_AVAILABLE RECORDS_
════

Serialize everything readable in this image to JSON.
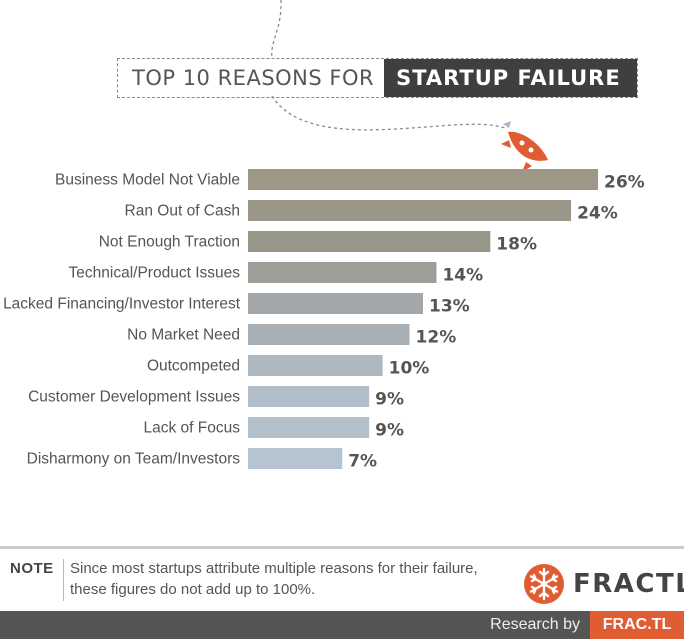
{
  "title": {
    "prefix": "TOP 10 REASONS FOR",
    "highlight": "STARTUP FAILURE"
  },
  "chart_data": {
    "type": "bar",
    "orientation": "horizontal",
    "categories": [
      "Business Model Not Viable",
      "Ran Out of Cash",
      "Not Enough Traction",
      "Technical/Product Issues",
      "Lacked Financing/Investor Interest",
      "No Market Need",
      "Outcompeted",
      "Customer Development Issues",
      "Lack of Focus",
      "Disharmony on Team/Investors"
    ],
    "values": [
      26,
      24,
      18,
      14,
      13,
      12,
      10,
      9,
      9,
      7
    ],
    "value_labels": [
      "26%",
      "24%",
      "18%",
      "14%",
      "13%",
      "12%",
      "10%",
      "9%",
      "9%",
      "7%"
    ],
    "unit": "%",
    "bar_colors": [
      "#9c9787",
      "#9a9688",
      "#989688",
      "#9d9e98",
      "#a3a7a9",
      "#a9b0b5",
      "#afb8c0",
      "#b2bec9",
      "#b3c1cd",
      "#b5c4d0"
    ],
    "value_label_color": "#555555",
    "grid": false,
    "legend": "none"
  },
  "note": {
    "label": "NOTE",
    "text": "Since most startups attribute multiple reasons for their failure, these figures do not add up to 100%."
  },
  "brand": {
    "name": "FRACTL",
    "icon": "snowflake-icon",
    "color": "#e05c33"
  },
  "footer": {
    "research_by": "Research by",
    "badge": "FRAC.TL"
  },
  "rocket": {
    "icon": "rocket-icon",
    "color": "#e05c33"
  }
}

════

_INSTRUCTIONS FOR THE TASK_
Write out again every line above exactly as given; the pictures do not belong in the copy.

_OUTPUT OF THE EXERCISE_
Serialize everything readable in this image to JSON.
{
  "title": {
    "prefix": "TOP 10 REASONS FOR",
    "highlight": "STARTUP FAILURE"
  },
  "chart_data": {
    "type": "bar",
    "orientation": "horizontal",
    "categories": [
      "Business Model Not Viable",
      "Ran Out of Cash",
      "Not Enough Traction",
      "Technical/Product Issues",
      "Lacked Financing/Investor Interest",
      "No Market Need",
      "Outcompeted",
      "Customer Development Issues",
      "Lack of Focus",
      "Disharmony on Team/Investors"
    ],
    "values": [
      26,
      24,
      18,
      14,
      13,
      12,
      10,
      9,
      9,
      7
    ],
    "value_labels": [
      "26%",
      "24%",
      "18%",
      "14%",
      "13%",
      "12%",
      "10%",
      "9%",
      "9%",
      "7%"
    ],
    "unit": "%",
    "bar_colors": [
      "#9c9787",
      "#9a9688",
      "#989688",
      "#9d9e98",
      "#a3a7a9",
      "#a9b0b5",
      "#afb8c0",
      "#b2bec9",
      "#b3c1cd",
      "#b5c4d0"
    ],
    "value_label_color": "#555555",
    "grid": false,
    "legend": "none"
  },
  "note": {
    "label": "NOTE",
    "text": "Since most startups attribute multiple reasons for their failure, these figures do not add up to 100%."
  },
  "brand": {
    "name": "FRACTL",
    "icon": "snowflake-icon",
    "color": "#e05c33"
  },
  "footer": {
    "research_by": "Research by",
    "badge": "FRAC.TL"
  },
  "rocket": {
    "icon": "rocket-icon",
    "color": "#e05c33"
  }
}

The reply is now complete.